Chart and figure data
** BEGIN **

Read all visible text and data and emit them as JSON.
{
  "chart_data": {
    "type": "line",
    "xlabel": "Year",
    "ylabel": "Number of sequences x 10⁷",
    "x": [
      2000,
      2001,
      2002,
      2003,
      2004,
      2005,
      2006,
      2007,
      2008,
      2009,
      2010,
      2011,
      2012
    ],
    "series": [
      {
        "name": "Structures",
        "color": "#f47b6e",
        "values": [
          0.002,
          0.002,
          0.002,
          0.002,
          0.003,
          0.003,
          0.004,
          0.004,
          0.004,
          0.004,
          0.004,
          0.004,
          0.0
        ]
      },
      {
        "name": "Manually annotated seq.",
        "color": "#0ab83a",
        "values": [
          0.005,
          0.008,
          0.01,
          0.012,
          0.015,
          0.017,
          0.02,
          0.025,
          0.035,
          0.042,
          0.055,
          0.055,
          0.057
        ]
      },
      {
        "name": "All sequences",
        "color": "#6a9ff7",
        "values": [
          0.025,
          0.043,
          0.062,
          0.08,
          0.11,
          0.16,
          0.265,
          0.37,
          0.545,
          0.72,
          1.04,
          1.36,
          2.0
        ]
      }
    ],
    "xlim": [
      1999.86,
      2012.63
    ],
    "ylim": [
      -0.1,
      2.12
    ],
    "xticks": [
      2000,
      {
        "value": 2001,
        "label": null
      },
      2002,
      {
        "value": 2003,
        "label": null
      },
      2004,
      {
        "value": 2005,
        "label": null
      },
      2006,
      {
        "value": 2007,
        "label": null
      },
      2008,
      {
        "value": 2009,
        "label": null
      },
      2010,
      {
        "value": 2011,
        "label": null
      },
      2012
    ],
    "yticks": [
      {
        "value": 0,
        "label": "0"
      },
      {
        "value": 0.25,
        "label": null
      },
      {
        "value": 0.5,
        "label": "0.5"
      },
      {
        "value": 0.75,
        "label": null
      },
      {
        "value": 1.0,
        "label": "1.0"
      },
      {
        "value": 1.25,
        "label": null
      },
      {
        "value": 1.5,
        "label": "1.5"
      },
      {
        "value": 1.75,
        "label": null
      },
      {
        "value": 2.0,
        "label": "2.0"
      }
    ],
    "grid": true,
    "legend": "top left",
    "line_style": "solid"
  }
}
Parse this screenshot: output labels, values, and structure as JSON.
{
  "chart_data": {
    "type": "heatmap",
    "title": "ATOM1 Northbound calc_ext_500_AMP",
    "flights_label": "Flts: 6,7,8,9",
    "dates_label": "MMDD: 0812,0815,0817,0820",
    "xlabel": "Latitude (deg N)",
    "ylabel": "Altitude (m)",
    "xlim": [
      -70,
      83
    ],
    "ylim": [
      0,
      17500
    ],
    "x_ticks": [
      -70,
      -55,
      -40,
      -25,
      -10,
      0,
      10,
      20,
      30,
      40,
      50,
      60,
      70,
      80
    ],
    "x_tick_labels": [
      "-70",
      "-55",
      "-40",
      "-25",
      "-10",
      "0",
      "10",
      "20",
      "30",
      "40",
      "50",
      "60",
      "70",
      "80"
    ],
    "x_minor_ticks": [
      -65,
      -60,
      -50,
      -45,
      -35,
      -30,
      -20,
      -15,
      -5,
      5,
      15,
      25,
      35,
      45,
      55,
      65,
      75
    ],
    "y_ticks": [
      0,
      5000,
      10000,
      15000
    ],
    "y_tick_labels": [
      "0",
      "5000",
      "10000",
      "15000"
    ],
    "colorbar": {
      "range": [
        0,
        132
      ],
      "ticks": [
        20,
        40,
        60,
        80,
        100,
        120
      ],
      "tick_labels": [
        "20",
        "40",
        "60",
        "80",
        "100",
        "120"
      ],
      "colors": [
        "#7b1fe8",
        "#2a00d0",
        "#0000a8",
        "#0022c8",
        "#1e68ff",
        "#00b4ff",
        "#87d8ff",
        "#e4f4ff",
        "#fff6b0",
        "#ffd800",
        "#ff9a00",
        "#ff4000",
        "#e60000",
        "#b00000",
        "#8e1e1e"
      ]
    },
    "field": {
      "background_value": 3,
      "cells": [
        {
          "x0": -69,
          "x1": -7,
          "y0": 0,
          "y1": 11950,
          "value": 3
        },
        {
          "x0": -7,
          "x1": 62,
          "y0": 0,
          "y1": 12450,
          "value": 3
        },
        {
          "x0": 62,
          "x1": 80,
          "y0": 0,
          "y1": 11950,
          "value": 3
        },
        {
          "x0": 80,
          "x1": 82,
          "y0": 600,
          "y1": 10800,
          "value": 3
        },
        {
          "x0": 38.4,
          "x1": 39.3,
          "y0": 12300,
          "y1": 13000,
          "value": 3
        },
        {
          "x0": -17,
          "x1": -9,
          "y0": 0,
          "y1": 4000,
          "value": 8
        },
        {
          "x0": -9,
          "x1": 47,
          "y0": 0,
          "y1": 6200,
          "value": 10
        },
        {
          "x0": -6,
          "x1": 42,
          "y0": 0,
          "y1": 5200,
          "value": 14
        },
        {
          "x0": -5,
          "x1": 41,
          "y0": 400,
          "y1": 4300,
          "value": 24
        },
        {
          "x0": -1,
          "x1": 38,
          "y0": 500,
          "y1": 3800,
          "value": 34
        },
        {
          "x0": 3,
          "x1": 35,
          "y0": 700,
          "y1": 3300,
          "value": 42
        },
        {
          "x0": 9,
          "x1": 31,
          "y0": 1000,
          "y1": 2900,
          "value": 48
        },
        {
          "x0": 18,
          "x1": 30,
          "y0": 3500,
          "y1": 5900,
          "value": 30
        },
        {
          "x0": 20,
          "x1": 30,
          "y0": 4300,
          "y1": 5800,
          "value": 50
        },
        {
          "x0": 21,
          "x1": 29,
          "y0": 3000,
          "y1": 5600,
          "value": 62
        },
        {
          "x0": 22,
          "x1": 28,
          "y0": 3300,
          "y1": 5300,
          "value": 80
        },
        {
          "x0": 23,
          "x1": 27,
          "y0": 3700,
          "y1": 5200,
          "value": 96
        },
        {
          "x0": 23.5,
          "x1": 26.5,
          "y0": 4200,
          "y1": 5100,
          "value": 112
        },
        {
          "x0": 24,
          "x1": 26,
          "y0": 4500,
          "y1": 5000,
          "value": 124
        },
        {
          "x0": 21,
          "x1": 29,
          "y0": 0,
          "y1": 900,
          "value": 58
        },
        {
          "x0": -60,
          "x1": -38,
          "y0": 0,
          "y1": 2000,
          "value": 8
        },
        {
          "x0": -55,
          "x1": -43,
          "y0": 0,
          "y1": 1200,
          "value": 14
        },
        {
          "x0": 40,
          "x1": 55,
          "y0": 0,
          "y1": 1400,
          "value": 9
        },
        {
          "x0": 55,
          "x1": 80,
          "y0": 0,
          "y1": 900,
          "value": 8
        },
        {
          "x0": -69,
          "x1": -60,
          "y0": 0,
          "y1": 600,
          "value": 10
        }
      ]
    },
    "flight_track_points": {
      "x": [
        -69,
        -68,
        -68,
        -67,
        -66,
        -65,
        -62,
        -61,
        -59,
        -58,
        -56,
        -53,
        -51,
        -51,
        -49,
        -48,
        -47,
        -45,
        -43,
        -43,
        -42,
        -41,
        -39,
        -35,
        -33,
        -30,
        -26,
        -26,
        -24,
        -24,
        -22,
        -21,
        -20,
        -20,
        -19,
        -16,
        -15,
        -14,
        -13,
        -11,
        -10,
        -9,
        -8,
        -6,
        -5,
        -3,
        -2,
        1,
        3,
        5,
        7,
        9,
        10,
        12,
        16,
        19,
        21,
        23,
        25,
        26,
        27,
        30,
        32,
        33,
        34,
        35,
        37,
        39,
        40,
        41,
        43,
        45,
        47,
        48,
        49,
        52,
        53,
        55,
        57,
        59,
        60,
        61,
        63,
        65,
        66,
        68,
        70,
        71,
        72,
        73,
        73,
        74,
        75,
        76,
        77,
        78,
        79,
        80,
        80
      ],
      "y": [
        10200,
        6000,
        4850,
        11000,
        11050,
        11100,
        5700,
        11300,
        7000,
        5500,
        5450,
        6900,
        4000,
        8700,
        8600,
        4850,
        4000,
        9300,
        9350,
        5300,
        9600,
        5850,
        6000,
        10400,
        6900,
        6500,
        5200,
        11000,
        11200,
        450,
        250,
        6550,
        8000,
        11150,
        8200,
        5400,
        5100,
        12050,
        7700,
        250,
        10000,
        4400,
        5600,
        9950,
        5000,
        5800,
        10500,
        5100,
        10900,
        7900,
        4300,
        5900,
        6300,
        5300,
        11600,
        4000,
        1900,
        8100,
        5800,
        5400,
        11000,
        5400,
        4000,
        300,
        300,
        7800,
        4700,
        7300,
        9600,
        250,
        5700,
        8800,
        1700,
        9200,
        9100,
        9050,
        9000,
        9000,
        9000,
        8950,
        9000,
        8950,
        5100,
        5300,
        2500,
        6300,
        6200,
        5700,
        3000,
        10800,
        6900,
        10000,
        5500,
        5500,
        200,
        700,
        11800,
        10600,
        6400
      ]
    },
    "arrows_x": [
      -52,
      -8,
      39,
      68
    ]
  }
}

** END **

* Exercise aim *
All lines above with "JSON" in them should be returned.

* The answer *
Read all visible text and data and emit them as JSON.
Parse this screenshot: output labels, values, and structure as JSON.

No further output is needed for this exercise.